··· Extracted data ···

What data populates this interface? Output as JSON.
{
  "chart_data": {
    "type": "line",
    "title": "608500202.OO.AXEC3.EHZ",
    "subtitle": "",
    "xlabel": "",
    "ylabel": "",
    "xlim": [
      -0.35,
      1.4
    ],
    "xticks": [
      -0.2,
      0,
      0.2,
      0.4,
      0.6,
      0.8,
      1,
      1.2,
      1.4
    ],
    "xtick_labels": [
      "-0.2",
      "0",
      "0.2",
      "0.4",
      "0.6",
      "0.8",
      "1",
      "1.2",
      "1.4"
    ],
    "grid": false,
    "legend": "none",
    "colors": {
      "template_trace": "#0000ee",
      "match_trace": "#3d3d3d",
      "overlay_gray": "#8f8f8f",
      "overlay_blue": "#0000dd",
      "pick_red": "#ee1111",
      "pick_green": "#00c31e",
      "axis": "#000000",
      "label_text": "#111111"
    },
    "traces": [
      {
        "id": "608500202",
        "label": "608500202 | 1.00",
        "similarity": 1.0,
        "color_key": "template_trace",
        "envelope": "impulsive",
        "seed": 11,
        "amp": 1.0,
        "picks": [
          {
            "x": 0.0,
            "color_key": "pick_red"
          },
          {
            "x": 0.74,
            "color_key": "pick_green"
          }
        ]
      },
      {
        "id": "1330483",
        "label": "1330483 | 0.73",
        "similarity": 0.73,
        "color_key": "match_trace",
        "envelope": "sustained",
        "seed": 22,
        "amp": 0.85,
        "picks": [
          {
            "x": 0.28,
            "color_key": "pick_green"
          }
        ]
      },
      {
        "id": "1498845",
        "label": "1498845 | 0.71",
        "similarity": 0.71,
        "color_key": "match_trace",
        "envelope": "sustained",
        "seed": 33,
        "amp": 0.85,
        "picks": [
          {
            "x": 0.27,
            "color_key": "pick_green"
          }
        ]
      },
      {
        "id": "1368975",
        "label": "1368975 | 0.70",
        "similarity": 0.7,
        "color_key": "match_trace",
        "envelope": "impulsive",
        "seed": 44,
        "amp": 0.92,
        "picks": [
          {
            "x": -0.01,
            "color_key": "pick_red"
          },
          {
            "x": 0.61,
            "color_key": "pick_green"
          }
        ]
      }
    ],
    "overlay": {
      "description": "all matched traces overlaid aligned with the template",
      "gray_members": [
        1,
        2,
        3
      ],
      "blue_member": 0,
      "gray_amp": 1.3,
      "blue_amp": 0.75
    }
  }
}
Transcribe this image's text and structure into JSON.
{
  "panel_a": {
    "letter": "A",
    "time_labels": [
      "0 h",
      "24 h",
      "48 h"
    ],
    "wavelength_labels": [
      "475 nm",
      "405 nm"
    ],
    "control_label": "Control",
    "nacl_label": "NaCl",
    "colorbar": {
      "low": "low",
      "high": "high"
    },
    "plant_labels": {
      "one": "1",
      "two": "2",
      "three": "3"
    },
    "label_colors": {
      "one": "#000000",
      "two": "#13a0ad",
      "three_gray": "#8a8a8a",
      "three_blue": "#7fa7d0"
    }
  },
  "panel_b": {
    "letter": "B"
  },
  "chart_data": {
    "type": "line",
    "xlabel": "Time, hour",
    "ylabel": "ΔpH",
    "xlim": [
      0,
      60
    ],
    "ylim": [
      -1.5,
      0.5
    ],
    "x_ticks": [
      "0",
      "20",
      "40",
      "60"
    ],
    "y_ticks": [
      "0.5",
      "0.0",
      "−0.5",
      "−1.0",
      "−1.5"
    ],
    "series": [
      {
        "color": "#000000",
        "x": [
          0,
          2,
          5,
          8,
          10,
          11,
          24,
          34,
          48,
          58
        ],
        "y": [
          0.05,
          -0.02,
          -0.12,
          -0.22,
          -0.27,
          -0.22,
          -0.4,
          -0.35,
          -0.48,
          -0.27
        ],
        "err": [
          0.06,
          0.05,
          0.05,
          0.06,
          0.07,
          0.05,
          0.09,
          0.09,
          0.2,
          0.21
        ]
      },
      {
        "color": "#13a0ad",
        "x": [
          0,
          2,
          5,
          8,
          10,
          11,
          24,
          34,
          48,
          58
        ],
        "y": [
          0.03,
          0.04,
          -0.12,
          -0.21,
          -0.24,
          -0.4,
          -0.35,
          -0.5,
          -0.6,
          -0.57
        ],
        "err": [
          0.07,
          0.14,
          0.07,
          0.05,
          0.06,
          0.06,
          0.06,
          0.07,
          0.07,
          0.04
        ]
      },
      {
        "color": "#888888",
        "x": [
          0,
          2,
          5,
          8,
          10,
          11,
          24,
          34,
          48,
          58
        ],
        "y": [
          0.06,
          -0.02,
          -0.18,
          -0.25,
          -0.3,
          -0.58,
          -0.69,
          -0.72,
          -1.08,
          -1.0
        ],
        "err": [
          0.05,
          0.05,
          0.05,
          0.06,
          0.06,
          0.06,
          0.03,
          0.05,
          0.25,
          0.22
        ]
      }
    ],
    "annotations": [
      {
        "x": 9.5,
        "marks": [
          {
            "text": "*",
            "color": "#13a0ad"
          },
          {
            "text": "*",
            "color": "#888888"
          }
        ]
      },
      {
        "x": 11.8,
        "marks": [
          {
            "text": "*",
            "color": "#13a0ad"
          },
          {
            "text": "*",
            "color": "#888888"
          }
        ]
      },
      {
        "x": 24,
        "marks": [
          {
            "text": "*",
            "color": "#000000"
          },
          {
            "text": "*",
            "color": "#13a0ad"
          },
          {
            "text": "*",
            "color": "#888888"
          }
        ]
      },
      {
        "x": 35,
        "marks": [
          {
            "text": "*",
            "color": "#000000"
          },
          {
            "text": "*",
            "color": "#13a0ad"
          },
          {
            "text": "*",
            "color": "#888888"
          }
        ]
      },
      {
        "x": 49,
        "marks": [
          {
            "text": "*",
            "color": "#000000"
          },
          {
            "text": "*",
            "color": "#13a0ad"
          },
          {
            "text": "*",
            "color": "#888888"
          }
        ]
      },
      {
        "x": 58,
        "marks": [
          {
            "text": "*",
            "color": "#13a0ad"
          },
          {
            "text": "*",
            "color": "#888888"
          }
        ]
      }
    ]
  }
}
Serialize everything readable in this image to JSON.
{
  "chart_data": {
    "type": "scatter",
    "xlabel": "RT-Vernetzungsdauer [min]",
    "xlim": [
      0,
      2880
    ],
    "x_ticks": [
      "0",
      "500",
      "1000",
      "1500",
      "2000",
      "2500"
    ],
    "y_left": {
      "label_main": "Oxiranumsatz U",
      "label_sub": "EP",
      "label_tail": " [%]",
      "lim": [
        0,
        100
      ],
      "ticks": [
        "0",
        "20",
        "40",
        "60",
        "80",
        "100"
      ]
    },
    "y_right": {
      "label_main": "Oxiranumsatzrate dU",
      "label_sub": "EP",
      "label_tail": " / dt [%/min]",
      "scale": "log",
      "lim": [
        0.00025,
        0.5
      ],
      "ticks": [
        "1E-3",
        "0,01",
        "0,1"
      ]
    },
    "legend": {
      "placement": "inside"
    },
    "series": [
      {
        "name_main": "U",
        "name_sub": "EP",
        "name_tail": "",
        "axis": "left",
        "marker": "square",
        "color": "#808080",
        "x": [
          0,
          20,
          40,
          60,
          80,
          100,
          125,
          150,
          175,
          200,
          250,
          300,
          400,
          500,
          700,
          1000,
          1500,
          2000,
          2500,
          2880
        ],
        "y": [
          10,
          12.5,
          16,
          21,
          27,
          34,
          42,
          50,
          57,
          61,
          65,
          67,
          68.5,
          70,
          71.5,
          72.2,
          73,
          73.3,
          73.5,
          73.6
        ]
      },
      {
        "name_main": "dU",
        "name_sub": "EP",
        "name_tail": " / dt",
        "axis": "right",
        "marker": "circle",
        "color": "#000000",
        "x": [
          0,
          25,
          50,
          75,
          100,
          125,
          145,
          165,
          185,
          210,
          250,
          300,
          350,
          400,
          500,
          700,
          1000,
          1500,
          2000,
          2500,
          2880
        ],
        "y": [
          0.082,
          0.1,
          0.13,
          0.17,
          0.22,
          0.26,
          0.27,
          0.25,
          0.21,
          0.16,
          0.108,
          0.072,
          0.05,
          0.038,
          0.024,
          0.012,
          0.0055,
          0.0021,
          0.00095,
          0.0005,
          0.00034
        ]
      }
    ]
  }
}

···

Scan the material above for the string "image" and return the lines that hold it.

Transcribe this image's text and structure into JSON.
Serialize everything readable in this image to JSON.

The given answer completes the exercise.